Supplied material:
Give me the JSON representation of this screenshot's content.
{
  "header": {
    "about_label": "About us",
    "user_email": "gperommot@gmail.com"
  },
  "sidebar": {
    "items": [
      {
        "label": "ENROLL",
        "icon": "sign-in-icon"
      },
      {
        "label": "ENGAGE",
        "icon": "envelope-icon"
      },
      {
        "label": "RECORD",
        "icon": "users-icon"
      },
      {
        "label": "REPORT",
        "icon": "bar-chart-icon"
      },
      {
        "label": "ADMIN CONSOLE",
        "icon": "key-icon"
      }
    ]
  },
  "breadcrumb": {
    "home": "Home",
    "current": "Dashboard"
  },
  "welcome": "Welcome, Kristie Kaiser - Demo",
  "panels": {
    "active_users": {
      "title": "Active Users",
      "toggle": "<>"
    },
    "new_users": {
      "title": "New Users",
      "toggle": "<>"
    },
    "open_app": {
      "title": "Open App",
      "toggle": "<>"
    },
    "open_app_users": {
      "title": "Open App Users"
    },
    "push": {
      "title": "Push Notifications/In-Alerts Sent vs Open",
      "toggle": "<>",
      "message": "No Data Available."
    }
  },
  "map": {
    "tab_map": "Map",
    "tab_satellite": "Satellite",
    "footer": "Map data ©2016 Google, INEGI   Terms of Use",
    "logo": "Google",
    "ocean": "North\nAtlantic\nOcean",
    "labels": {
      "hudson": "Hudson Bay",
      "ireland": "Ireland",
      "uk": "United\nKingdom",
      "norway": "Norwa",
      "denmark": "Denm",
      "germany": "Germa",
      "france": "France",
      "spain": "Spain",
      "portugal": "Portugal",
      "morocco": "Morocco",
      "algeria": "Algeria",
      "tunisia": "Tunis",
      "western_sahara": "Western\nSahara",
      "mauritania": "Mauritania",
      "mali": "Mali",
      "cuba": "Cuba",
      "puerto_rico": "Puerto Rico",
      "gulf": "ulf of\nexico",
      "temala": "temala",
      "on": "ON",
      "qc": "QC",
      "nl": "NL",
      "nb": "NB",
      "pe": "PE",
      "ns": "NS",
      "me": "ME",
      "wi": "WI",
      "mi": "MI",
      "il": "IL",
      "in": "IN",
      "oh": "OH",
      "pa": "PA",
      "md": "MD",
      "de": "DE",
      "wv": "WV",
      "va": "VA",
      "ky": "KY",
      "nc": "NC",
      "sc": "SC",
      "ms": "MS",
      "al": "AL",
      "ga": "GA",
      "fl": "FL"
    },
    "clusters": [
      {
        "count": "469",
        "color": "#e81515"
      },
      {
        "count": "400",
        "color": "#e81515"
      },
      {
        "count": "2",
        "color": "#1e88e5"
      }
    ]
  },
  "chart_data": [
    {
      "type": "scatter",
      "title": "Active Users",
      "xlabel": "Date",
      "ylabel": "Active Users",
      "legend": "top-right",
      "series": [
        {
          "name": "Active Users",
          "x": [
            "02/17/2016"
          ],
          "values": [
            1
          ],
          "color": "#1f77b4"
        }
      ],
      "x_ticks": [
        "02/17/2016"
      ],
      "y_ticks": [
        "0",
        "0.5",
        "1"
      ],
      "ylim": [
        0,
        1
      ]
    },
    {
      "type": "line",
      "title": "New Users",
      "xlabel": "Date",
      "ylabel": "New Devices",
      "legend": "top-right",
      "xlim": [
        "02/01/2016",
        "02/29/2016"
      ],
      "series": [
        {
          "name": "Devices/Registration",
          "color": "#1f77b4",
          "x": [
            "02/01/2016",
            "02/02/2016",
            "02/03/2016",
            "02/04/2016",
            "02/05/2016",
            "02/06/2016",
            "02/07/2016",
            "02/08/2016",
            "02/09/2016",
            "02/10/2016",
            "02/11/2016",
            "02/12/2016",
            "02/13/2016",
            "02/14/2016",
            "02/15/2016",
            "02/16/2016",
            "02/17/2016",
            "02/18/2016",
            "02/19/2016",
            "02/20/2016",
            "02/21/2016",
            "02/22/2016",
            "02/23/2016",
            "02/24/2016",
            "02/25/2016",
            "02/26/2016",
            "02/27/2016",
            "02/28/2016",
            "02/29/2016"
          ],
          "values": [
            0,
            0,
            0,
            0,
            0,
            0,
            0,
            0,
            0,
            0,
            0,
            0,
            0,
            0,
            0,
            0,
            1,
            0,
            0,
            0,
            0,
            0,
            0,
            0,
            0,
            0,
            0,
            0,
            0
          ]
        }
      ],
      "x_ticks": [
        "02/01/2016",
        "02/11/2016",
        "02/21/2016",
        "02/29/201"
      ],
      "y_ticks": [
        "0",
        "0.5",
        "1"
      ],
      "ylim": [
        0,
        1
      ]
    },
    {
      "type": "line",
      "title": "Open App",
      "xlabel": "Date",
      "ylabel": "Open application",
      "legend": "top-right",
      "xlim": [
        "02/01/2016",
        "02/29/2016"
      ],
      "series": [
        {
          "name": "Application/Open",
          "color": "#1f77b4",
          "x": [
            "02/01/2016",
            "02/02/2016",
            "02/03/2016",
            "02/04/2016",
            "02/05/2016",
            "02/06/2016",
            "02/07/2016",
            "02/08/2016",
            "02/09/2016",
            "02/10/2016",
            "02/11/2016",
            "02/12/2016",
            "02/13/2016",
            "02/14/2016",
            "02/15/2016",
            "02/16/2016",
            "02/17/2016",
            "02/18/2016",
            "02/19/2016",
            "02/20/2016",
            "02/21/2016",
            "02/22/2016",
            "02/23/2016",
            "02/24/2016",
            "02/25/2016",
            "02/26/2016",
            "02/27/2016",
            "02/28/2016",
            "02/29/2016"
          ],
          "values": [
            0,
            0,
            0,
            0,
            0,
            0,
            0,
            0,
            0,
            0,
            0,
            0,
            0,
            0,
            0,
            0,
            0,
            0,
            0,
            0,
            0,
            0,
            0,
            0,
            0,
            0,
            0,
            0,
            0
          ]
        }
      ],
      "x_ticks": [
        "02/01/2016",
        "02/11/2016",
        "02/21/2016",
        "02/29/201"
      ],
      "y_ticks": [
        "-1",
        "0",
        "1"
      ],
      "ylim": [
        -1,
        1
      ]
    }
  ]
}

==

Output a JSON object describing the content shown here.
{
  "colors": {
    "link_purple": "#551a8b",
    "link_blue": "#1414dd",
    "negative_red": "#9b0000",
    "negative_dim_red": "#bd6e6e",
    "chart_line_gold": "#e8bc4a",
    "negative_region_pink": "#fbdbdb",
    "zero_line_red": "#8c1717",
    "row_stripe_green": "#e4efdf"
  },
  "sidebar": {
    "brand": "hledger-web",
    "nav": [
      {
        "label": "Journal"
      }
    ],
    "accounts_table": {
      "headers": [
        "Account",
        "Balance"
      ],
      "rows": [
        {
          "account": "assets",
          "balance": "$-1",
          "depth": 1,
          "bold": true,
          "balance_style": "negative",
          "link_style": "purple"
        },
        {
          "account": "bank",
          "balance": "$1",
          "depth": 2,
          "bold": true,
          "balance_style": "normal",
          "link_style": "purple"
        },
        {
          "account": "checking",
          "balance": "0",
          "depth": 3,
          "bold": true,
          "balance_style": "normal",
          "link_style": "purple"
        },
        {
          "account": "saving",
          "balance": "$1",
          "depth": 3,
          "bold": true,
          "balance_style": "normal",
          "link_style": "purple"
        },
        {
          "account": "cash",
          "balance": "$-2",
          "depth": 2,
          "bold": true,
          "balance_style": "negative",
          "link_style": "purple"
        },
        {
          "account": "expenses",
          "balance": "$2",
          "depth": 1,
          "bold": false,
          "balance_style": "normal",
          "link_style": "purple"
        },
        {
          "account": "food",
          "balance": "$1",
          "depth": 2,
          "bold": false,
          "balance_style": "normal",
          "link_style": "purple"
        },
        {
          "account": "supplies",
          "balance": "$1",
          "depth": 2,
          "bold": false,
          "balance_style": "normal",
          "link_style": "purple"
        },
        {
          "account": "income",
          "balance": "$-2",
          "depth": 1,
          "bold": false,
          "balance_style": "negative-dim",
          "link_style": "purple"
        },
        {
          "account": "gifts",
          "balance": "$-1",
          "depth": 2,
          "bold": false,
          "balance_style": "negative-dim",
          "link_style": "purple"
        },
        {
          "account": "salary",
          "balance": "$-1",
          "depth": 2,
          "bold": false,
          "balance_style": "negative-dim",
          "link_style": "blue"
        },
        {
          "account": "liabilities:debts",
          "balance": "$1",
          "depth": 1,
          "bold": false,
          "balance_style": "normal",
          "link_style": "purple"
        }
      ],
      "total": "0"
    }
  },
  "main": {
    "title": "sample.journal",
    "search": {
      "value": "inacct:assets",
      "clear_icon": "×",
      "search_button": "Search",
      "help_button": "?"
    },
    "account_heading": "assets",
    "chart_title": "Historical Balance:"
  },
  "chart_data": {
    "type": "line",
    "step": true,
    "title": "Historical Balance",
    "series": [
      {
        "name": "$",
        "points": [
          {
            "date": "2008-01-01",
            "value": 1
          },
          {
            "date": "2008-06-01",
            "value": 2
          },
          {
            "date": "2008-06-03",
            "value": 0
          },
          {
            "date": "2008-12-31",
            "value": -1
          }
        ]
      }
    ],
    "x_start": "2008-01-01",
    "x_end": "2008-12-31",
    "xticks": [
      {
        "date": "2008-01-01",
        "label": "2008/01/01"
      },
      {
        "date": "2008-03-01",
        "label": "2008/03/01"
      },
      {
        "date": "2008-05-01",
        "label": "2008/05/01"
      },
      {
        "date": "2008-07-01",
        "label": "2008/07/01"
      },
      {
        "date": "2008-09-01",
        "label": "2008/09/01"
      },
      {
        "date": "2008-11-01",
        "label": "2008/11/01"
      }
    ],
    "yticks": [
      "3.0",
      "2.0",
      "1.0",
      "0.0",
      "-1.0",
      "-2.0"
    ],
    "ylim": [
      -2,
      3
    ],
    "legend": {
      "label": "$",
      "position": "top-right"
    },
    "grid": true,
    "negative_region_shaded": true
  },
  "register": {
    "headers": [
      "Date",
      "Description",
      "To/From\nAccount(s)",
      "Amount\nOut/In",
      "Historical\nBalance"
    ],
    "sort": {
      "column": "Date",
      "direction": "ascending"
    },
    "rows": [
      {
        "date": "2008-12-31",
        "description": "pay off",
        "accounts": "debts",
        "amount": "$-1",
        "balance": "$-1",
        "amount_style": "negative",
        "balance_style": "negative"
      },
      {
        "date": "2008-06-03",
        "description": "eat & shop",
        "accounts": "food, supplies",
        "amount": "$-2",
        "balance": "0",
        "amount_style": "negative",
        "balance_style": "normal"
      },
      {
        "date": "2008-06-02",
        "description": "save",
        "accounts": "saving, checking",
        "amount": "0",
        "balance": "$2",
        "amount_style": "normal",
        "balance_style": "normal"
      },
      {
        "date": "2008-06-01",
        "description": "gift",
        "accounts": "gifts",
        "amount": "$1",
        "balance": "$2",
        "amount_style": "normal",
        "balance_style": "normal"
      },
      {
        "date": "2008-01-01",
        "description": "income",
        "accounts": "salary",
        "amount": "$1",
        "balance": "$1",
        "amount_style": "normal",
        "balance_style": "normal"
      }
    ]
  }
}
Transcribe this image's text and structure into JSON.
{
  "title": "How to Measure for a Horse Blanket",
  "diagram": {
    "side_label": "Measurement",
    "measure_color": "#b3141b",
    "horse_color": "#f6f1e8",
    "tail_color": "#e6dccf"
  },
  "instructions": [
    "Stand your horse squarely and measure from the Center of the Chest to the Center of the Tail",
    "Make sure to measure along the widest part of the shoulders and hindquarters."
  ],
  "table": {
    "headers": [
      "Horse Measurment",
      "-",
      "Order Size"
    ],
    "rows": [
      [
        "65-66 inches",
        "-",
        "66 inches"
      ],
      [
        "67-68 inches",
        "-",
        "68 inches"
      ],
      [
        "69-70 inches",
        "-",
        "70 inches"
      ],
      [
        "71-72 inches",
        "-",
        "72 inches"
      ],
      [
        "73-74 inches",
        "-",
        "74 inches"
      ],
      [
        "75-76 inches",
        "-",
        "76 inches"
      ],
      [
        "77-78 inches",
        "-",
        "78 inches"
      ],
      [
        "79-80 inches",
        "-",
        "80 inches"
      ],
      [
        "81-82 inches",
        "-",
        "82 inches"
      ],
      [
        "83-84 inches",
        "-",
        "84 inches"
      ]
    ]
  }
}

--

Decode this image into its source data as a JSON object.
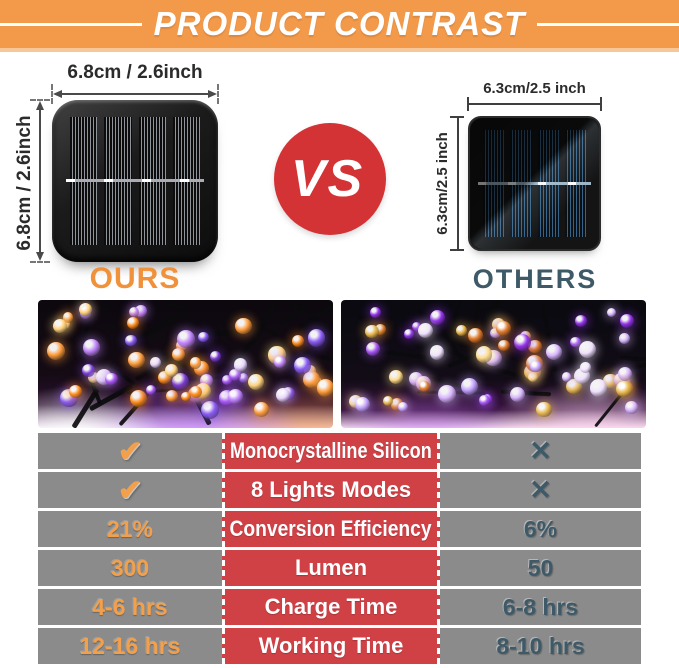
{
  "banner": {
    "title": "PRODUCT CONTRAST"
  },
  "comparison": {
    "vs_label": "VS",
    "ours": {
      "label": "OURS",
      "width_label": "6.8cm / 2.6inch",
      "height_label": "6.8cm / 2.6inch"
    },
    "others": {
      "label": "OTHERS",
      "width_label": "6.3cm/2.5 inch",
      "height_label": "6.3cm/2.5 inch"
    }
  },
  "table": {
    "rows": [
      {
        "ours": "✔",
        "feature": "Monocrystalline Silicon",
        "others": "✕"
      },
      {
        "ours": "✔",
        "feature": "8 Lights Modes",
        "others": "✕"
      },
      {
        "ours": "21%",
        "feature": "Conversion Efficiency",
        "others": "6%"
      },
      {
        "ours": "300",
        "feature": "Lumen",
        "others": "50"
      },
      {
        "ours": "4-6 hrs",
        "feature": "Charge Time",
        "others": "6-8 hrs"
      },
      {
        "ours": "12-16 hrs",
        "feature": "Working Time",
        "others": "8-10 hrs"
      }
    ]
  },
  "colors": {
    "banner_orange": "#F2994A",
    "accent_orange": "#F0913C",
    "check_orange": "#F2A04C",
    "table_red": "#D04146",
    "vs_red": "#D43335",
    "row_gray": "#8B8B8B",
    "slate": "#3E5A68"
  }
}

Exercise:
All lines holding the word "assets" should be picked out and copied.

Correct answer:
          "account": "assets",
      "value": "inacct:assets",
    "account_heading": "assets",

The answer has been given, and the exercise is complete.